Textauszug
▼

Bundesgerichtshof entscheidet zum Zurückbehaltungsrecht
des Käufers bei Lieferung eines Neuwagens mit
einem geringfügigen Lackschaden
 
Urteil vom 26. Oktober 2016 - VIII ZR 211/1

Der Sachverhalt:
Der Bundesgerichtshof hatte sich mit der Frage zu befassen, ob ein Käufer eines Neuwagens mit einem (geringfügigen) Lackkratzer bei Lieferung, das Fahrzeug "zurückweisen" darf.


Der Beklagte kaufte bei der Beklagten ein Neufahrzeug, das kostenfrei dem Kläger an seinen Wohnsitz angeliefert werden sollte. Bei der Auslieferung durch eine von der Klägerin beauftragte Spedition wies das Fahrzeug einen Lackschaden an der Fahrertür auf. Im Lieferschein der Spedition ist insoweit vermerkt: "Kleine Delle Fahrertür, Kosten für Ausbesserung werden von… [der Klägerin]… übernommen." Der Beklagte erklärte unverzüglich, dass er das Fahrzeug "zurückweise" und den Kaufpreis nicht zahle. Nach Ansicht der Klägerin lag ein "Bagatellschaden" vor. Sie wollte den vollständigen Kaufpreis. Der Beklagte übersandte ihr einen Kostenvoranschlag über 528,30 €. Die Klägerin wollte ohne Anerkennung einer Rechtspflicht maximal 300 € übernehmen.
Da keine Einigung erzielt werden konnte,  wurde das Fahrzeug im August 2013 von der Klägerin beim Beklagten abgeholt. Die Klägerin reparierte den Lackschaden und lieferte das Fahrzeug im Oktober 2013 wieder an den Beklagten aus. Dieser überwies den den gesamten Kaufpreis.

▲

Material
▼

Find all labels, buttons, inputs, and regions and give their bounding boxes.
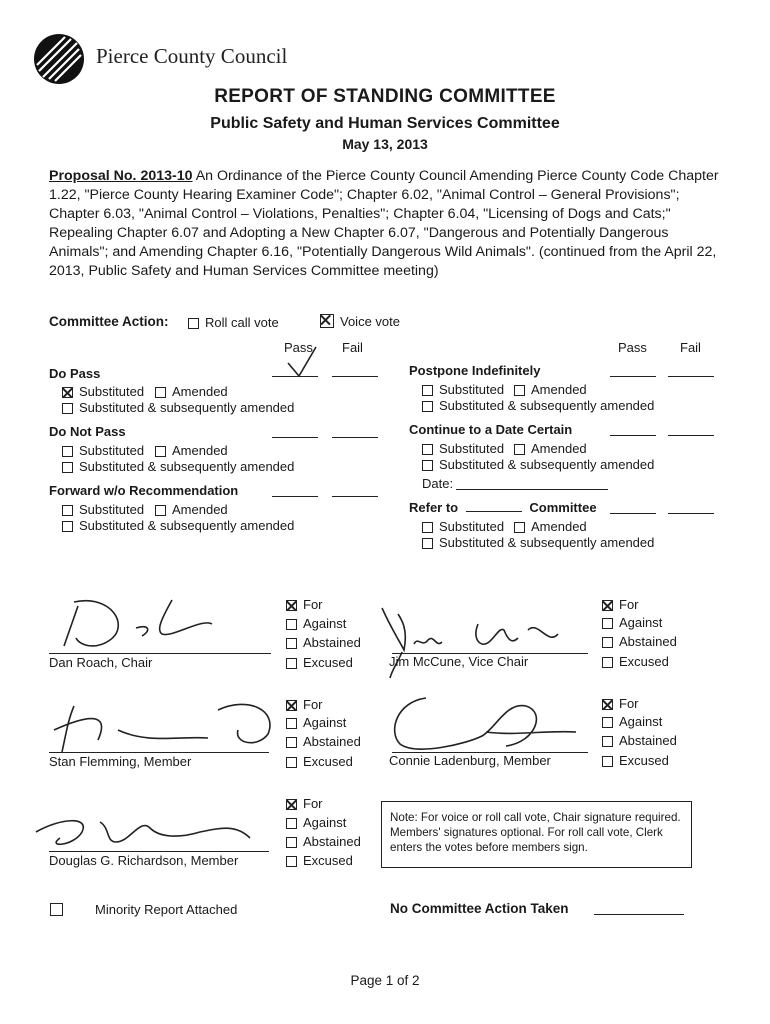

▲

Aufgaben
1. Prüfe am Text zum Lackschaden am Neuwagen, ob diese Aussagen stimmen: (a) Der Lackschaden war an der Fahrertür. (b) Der Kostenvoranschlag lautete über 300 €. (c) Im Oktober 2013 wurde das Fahrzeug wieder an den Beklagten ausgeliefert. Antworte bei jeder Aussage mit Ja oder Nein und nenne dazu die entscheidenden Worte aus dem Text wörtlich.
2. Schreib aus dem Text zum Lackschaden am Neuwagen das Stück von „Da keine Einigung“ bis einschließlich „den gesamten Kaufpreis.“ genau ab.
3. Setze den Text zum Lackschaden am Neuwagen nach seinem letzten Satz fort.
Die Zeilen braucht man hier nicht.

Lösungen
1.
(a) Ja: „wies das Fahrzeug einen Lackschaden an der Fahrertür auf“
(b) Nein: „einen Kostenvoranschlag über 528,30 €“
(c) Ja: „lieferte das Fahrzeug im Oktober 2013 wieder an den Beklagten aus“

2.
Da keine Einigung erzielt werden konnte,  wurde das Fahrzeug im August 2013 von der Klägerin beim Beklagten abgeholt. Die Klägerin reparierte den Lackschaden und lieferte das Fahrzeug im Oktober 2013 wieder an den Beklagten aus. Dieser überwies den den gesamten Kaufpreis.

3.
Mit ihrer Klage begehrt die Klägerin Ersatz von Transportkosten für die Rückholung und Wiederauslieferung des Fahrzeugs, ferner "Standgeld" sowie Verzugszinsen auf den Kaufpreis, insgesamt 1.138,64 €. Die Klage blieb in allen Instanzen ohne Erfolg.

Die Entscheidung des Bundesgerichtshofs:
"Der Bundesgerichtshofs hat entschieden, dass der Käufer auch bei geringfügigen (behebbaren) Mängeln - wie dem hier vorliegenden Lackschaden - grundsätzlich weder den Kaufpreis zahlen, noch das Fahrzeug abnehmen muss, bevor der Mangel beseitigt ist.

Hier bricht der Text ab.